Below are the records. List every line holding the word "四个能力".

=== DATASET RECORDS ===

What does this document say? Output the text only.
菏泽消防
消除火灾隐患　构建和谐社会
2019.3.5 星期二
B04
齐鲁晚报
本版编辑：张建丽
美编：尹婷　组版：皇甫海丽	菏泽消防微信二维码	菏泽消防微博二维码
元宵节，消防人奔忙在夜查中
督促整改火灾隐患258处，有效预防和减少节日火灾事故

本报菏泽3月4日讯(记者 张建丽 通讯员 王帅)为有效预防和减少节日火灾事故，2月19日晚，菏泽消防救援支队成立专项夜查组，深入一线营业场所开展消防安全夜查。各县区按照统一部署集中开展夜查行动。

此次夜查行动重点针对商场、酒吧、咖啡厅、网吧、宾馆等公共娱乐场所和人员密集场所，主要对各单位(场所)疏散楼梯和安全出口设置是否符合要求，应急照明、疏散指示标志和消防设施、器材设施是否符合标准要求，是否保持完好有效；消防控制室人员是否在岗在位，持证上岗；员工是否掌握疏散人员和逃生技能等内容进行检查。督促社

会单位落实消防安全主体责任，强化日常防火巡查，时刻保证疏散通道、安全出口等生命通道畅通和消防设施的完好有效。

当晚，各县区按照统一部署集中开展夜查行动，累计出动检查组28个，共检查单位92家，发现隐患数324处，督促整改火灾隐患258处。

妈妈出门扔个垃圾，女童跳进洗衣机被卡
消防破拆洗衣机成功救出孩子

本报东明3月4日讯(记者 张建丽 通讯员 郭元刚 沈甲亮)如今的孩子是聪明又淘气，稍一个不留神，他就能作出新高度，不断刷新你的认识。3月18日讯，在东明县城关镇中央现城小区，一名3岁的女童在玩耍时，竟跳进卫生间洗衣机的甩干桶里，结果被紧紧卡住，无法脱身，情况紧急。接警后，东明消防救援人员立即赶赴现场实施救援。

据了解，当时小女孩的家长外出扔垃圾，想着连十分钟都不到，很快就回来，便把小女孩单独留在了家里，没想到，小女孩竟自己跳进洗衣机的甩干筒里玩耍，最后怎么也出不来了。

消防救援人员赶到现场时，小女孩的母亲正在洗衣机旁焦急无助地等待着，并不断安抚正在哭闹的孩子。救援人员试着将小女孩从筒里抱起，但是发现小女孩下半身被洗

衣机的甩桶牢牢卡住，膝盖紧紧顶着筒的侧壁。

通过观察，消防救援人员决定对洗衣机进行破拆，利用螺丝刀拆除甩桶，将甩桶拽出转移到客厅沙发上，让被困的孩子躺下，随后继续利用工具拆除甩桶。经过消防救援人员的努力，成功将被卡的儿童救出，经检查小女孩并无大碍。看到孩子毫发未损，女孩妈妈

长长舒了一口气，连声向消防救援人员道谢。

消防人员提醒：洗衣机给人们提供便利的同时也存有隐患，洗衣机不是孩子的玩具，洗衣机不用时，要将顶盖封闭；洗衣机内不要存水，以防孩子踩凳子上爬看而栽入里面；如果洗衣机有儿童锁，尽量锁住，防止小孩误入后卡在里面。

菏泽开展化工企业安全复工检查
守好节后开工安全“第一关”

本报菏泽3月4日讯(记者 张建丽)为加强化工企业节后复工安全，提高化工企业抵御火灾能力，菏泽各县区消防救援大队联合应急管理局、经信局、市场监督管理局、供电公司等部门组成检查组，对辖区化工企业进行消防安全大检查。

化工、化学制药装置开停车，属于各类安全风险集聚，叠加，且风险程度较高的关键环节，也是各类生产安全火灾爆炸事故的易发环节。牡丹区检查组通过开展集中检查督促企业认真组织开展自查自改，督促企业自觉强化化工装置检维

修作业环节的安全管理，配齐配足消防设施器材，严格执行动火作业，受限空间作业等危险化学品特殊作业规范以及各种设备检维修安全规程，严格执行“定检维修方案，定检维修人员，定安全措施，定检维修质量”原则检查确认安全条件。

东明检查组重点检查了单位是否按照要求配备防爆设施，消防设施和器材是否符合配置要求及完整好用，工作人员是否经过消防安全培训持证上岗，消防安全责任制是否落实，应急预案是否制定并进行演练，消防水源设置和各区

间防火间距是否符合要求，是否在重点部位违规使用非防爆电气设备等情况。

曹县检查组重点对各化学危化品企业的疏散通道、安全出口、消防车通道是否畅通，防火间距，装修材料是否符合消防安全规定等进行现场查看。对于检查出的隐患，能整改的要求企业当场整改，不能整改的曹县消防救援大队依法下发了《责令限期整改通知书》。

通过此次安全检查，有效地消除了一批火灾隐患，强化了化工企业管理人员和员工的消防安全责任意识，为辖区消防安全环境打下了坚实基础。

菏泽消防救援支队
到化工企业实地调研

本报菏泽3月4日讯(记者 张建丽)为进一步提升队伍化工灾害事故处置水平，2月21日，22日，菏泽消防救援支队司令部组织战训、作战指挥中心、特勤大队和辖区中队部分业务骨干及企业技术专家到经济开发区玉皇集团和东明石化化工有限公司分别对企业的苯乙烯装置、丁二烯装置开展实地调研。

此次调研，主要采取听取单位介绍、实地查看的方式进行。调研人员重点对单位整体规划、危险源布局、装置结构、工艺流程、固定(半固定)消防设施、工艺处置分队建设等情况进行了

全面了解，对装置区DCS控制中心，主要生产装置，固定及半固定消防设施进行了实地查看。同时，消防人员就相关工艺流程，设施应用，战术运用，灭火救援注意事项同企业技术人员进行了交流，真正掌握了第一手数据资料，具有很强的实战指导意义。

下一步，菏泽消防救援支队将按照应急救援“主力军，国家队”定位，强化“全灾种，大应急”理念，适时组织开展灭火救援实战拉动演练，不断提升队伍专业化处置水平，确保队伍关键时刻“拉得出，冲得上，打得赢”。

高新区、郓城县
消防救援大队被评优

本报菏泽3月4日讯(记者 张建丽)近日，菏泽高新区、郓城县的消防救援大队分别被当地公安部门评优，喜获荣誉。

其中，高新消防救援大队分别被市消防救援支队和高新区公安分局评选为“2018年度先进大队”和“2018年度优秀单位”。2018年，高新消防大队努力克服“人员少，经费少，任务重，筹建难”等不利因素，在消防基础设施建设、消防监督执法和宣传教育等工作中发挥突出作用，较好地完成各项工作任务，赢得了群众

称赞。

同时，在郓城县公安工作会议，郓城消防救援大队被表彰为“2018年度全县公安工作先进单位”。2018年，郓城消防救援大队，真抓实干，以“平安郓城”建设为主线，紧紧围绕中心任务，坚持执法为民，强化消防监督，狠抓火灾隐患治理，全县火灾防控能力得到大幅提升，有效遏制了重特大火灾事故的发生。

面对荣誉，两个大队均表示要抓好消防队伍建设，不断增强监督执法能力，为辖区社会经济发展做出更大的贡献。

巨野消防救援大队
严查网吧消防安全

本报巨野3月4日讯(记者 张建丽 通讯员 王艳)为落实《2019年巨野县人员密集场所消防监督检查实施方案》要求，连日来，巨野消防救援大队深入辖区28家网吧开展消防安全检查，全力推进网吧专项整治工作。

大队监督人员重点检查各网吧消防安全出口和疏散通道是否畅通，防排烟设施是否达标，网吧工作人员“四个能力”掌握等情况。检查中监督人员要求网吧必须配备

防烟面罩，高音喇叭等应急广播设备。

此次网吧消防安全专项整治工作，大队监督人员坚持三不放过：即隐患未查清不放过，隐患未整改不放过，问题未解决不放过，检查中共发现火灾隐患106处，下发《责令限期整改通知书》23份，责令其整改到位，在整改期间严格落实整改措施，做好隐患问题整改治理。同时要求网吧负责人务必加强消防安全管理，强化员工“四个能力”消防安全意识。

===

REPLY TO THE EXERCISE ->
大队监督人员重点检查各网吧消防安全出口和疏散通道是否畅通，防排烟设施是否达标，网吧工作人员“四个能力”掌握等情况。检查中监督人员要求网吧必须配备
此次网吧消防安全专项整治工作，大队监督人员坚持三不放过：即隐患未查清不放过，隐患未整改不放过，问题未解决不放过，检查中共发现火灾隐患106处，下发《责令限期整改通知书》23份，责令其整改到位，在整改期间严格落实整改措施，做好隐患问题整改治理。同时要求网吧负责人务必加强消防安全管理，强化员工“四个能力”消防安全意识。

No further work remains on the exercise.